The man, who now teaches Bible study classes at the Hagers-town Rescue Mission, told his story Sunday afternoon to about
100 people, including the Rev. Jerry Falwell.
The man talked about how he found the mission and reclaimed his life about 40 years ago.
The auditorium at Tri-State Fellowship in Hagerstown was filled with men with similar stories - those saved from a future
of drug and alcohol addiction by the Hagerstown Rescue Mission. The mission is a place for men who are homeless or battling
addiction to seek help, shelter and spiritual guidance.
As the mission celebrates 50 years in operation, Falwell spoke and said he looked forward to what the next 50 years will
bring.
"It's exciting to me that the work goes on," he said.
Falwell said there are about 700,000 churches in the United States and about 300 rescue missions. Of those 300, Hagers-town's
mission is one of the largest, he said.

§ Dataset excerpts:
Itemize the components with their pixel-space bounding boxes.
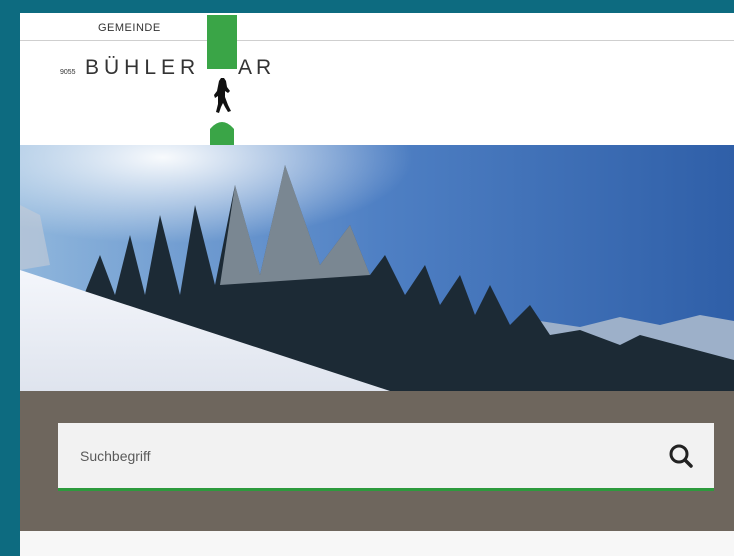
hero-winter-landscape <box>20 145 734 391</box>
search-button[interactable] <box>662 437 702 475</box>
logo-canton: AR <box>238 56 276 79</box>
bear-emblem-icon <box>207 15 237 145</box>
logo-zip: 9055 <box>60 69 76 76</box>
municipality-logo[interactable]: GEMEINDE 9055 BÜHLER AR <box>20 13 320 145</box>
search-band <box>20 391 734 531</box>
content-area <box>20 531 734 556</box>
site-header: GEMEINDE 9055 BÜHLER AR <box>20 13 734 145</box>
search-form <box>58 423 714 491</box>
search-input[interactable] <box>58 423 680 488</box>
logo-name: BÜHLER <box>85 56 201 79</box>
search-icon <box>669 444 693 468</box>
page: GEMEINDE 9055 BÜHLER AR <box>20 13 734 556</box>
hero-image <box>20 145 734 391</box>
logo-top-text: GEMEINDE <box>98 22 161 34</box>
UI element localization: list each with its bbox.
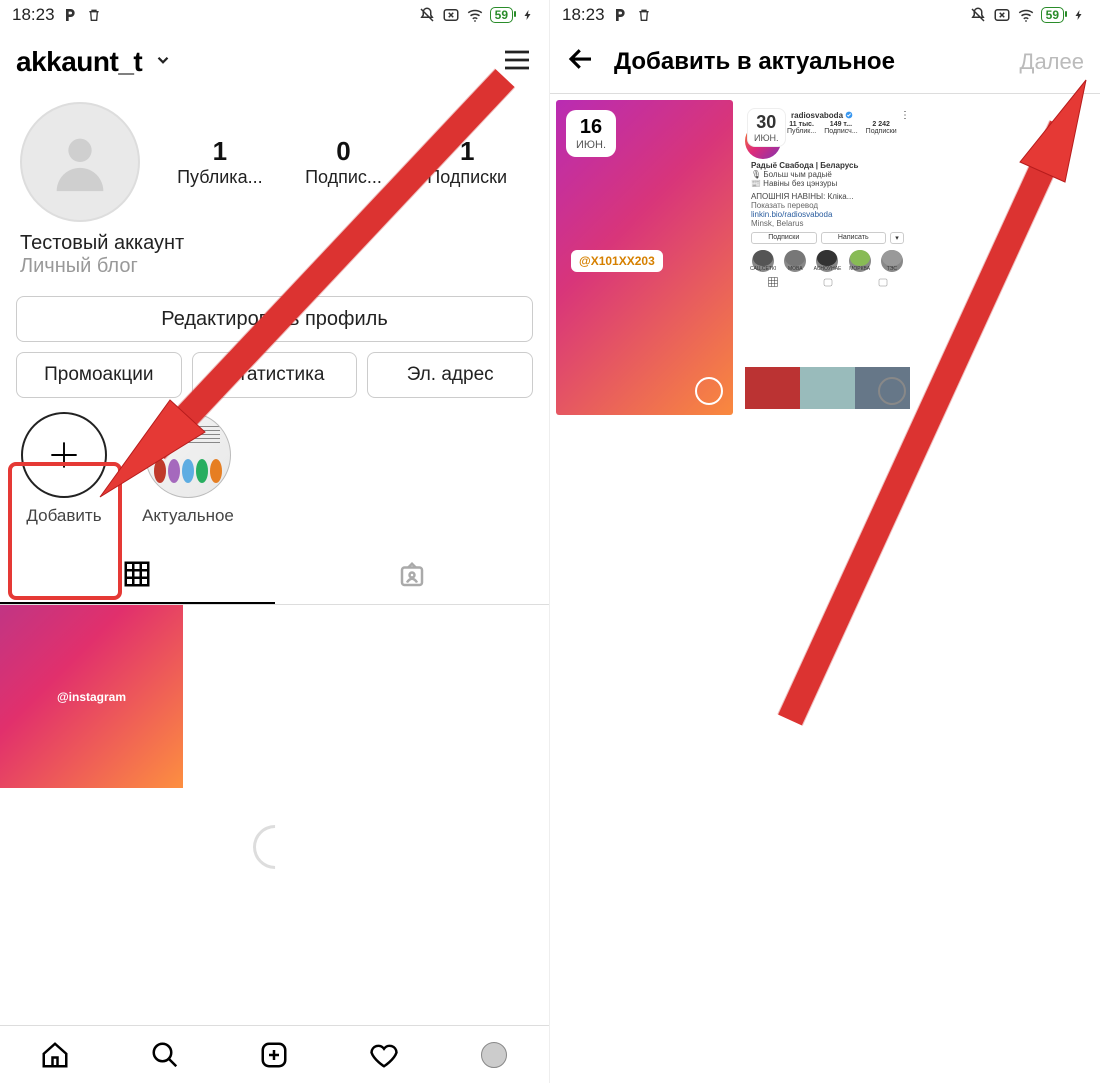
highlight-cover <box>145 412 231 498</box>
back-icon[interactable] <box>566 44 596 79</box>
trash-icon <box>635 6 653 24</box>
bottom-nav <box>0 1025 549 1083</box>
tab-grid[interactable] <box>0 546 275 604</box>
box-x-icon <box>993 6 1011 24</box>
mute-icon <box>969 6 987 24</box>
wifi-icon <box>466 6 484 24</box>
username[interactable]: akkaunt_t <box>16 46 142 78</box>
select-circle-icon[interactable] <box>878 377 906 405</box>
nav-profile-icon[interactable] <box>479 1040 509 1070</box>
tagged-icon <box>877 276 889 290</box>
trash-icon <box>85 6 103 24</box>
igtv-icon <box>822 276 834 290</box>
menu-icon[interactable] <box>501 44 533 81</box>
select-circle-icon[interactable] <box>695 377 723 405</box>
page-title: Добавить в актуальное <box>614 48 895 76</box>
story2-handle: radiosvaboda <box>791 111 843 120</box>
story-date: 16 ИЮН. <box>566 110 616 157</box>
story-archive-grid: 16 ИЮН. @X101XX203 30 ИЮН. radiosvaboda … <box>550 94 1100 421</box>
story-mention: @X101XX203 <box>571 250 663 272</box>
battery-indicator: 59 <box>490 7 513 23</box>
charging-icon <box>519 6 537 24</box>
post-thumbnail[interactable]: @instagram <box>0 605 183 788</box>
story2-name: Радыё Свабода | Беларусь <box>751 161 910 170</box>
plus-icon <box>21 412 107 498</box>
next-button[interactable]: Далее <box>1020 49 1084 75</box>
wifi-icon <box>1017 6 1035 24</box>
grid-icon <box>767 276 779 290</box>
bio-category: Личный блог <box>20 255 529 278</box>
stat-followers[interactable]: 0 Подпис... <box>282 136 406 188</box>
phone-right-add-highlight: 18:23 59 Добавить в актуальное Далее 16 … <box>550 0 1100 1083</box>
profile-stats-row: 1 Публика... 0 Подпис... 1 Подписки <box>0 94 549 222</box>
highlight-actual[interactable]: Актуальное <box>138 412 238 526</box>
story-item-1[interactable]: 16 ИЮН. @X101XX203 <box>556 100 733 415</box>
status-bar: 18:23 59 <box>0 0 549 30</box>
box-x-icon <box>442 6 460 24</box>
p-icon <box>61 6 79 24</box>
charging-icon <box>1070 6 1088 24</box>
stat-following[interactable]: 1 Подписки <box>405 136 529 188</box>
arrow-down-icon: ▾ <box>890 232 904 244</box>
add-highlight-header: Добавить в актуальное Далее <box>550 30 1100 94</box>
nav-create-icon[interactable] <box>259 1040 289 1070</box>
nav-search-icon[interactable] <box>150 1040 180 1070</box>
status-bar: 18:23 59 <box>550 0 1100 30</box>
mute-icon <box>418 6 436 24</box>
profile-buttons: Редактировать профиль Промоакции Статист… <box>0 278 549 398</box>
highlight-add[interactable]: Добавить <box>14 412 114 526</box>
feed: @instagram <box>0 605 549 1025</box>
loading-spinner <box>243 816 305 878</box>
story2-highlights: САЦ.СЕТКІ МОВА АСНОЎНАЕ МОРКВА ТЭС <box>749 250 906 272</box>
promo-button[interactable]: Промоакции <box>16 352 182 398</box>
battery-indicator: 59 <box>1041 7 1064 23</box>
highlights-row: Добавить Актуальное <box>0 398 549 526</box>
bio: Тестовый аккаунт Личный блог <box>0 222 549 278</box>
profile-header: akkaunt_t <box>0 30 549 94</box>
status-time: 18:23 <box>12 5 55 25</box>
avatar[interactable] <box>20 102 140 222</box>
nav-activity-icon[interactable] <box>369 1040 399 1070</box>
stat-posts[interactable]: 1 Публика... <box>158 136 282 188</box>
p-icon <box>611 6 629 24</box>
story-item-2[interactable]: 30 ИЮН. radiosvaboda ⋮ 11 тыс.Публик... … <box>739 100 916 415</box>
status-time: 18:23 <box>562 5 605 25</box>
stats-button[interactable]: Статистика <box>192 352 358 398</box>
bio-name: Тестовый аккаунт <box>20 232 529 255</box>
verified-icon <box>845 111 853 121</box>
email-button[interactable]: Эл. адрес <box>367 352 533 398</box>
dots-icon: ⋮ <box>900 110 910 121</box>
phone-left-profile: 18:23 59 akkaunt_t 1 Публика... <box>0 0 550 1083</box>
nav-home-icon[interactable] <box>40 1040 70 1070</box>
tab-tagged[interactable] <box>275 546 550 604</box>
chevron-down-icon[interactable] <box>154 51 172 74</box>
story-date: 30 ИЮН. <box>747 108 786 147</box>
edit-profile-button[interactable]: Редактировать профиль <box>16 296 533 342</box>
feed-tabs <box>0 546 549 605</box>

§ Jobs:
**A.** According to the rescue mission passage, about how many rescue missions are there in the United States?
**B.** Copy out the rows from the line with "highlight-cover <box>145 412 231 498</box>" up to and including the line with "trash-icon <box>85 6 103 24</box>".

§ Problem solutions:
**A.** About 300.

**B.**
highlight-cover <box>145 412 231 498</box>
back-icon[interactable] <box>566 44 596 79</box>
trash-icon <box>635 6 653 24</box>
bottom-nav <box>0 1025 549 1083</box>
tab-grid[interactable] <box>0 546 275 604</box>
box-x-icon <box>993 6 1011 24</box>
mute-icon <box>969 6 987 24</box>
wifi-icon <box>466 6 484 24</box>
username[interactable]: akkaunt_t <box>16 46 142 78</box>
select-circle-icon[interactable] <box>878 377 906 405</box>
nav-profile-icon[interactable] <box>479 1040 509 1070</box>
tagged-icon <box>877 276 889 290</box>
trash-icon <box>85 6 103 24</box>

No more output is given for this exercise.